== SUPPLIED DATA
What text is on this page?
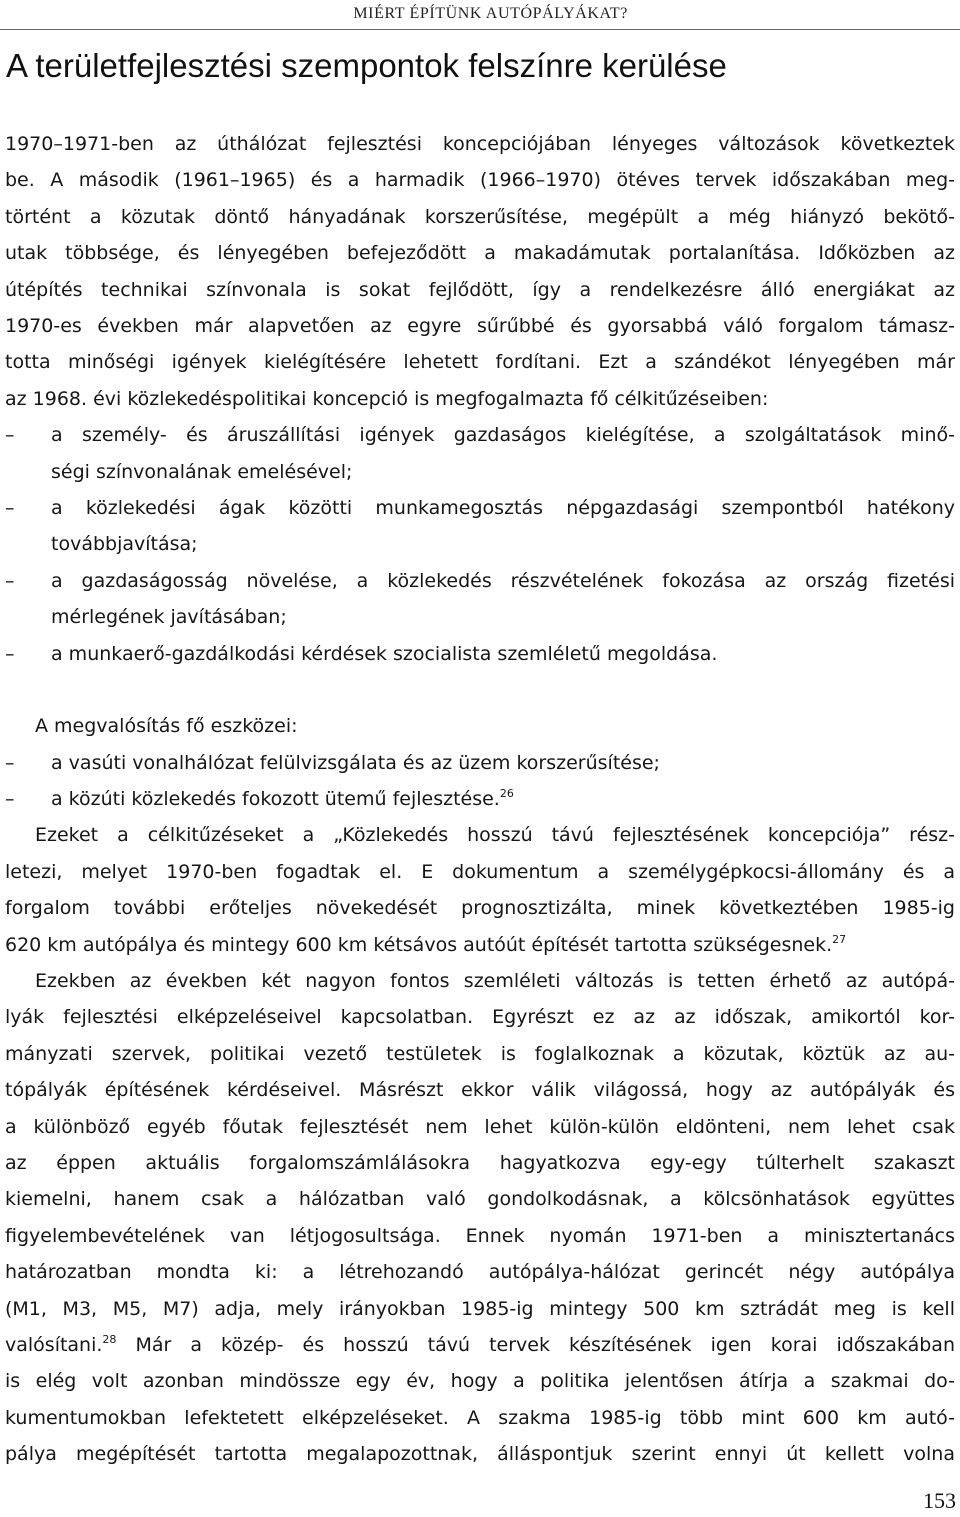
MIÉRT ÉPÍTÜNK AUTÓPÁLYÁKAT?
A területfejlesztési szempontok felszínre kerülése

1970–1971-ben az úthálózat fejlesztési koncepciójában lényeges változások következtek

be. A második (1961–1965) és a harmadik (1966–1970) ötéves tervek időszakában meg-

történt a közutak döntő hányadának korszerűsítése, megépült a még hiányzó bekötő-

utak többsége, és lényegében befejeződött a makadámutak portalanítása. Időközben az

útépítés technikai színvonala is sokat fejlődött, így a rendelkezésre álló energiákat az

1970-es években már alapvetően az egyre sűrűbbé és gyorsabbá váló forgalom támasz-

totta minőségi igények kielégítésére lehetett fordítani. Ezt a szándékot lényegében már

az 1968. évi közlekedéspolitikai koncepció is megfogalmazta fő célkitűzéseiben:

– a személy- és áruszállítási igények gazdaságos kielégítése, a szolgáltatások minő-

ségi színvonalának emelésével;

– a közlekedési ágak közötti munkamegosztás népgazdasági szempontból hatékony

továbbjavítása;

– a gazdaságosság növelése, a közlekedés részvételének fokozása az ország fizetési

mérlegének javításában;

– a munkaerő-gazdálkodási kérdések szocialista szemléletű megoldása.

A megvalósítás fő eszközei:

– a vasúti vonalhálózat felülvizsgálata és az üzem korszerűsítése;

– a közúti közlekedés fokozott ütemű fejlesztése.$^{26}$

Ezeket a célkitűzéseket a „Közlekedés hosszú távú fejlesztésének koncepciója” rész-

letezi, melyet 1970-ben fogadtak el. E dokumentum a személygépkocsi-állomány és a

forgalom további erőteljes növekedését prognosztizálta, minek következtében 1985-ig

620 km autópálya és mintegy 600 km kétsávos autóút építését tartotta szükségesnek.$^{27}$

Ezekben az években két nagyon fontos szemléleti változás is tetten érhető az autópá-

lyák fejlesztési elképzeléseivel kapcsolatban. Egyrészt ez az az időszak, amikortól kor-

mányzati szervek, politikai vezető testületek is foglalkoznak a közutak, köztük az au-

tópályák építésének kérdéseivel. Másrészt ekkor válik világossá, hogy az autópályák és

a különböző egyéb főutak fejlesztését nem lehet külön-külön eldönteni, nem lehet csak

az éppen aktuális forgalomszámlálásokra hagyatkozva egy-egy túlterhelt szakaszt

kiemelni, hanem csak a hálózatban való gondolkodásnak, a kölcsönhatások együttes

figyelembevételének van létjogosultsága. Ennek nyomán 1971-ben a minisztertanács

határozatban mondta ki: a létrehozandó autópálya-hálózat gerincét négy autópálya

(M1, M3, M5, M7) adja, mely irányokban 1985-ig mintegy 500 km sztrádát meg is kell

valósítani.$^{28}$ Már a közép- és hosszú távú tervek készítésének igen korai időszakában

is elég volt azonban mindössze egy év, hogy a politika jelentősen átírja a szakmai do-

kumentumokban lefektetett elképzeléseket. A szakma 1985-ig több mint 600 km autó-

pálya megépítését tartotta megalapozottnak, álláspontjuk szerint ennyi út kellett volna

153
====
== SUPPLIED DATA
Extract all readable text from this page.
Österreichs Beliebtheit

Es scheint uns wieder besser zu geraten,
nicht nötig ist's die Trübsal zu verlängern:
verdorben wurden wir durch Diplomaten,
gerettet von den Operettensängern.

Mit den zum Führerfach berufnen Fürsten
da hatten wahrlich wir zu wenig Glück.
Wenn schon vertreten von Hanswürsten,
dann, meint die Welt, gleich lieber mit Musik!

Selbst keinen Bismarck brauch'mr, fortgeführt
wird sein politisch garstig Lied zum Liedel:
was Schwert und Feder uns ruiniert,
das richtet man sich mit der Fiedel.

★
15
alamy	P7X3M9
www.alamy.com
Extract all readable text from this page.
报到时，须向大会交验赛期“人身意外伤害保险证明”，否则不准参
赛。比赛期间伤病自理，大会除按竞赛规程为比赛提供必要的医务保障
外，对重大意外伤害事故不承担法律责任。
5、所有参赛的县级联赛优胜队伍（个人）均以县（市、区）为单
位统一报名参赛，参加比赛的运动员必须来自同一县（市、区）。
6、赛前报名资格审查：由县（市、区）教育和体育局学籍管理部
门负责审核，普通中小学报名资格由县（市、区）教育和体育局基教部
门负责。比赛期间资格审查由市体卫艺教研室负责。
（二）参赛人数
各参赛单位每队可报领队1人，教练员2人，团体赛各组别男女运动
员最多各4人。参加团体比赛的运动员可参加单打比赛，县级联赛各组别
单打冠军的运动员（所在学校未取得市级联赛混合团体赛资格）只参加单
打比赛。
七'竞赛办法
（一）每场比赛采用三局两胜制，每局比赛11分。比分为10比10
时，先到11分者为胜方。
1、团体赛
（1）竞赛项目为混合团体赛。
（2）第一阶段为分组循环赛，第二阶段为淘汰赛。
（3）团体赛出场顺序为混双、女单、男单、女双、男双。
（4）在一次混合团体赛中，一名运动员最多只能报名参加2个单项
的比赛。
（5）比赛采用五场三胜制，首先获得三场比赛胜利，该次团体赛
====
● **DESCRIPTION OF THE TASK**: Return nothing except the number of lines that include the string "korszerűsítése".

● **EXERCISE ANSWER**: 2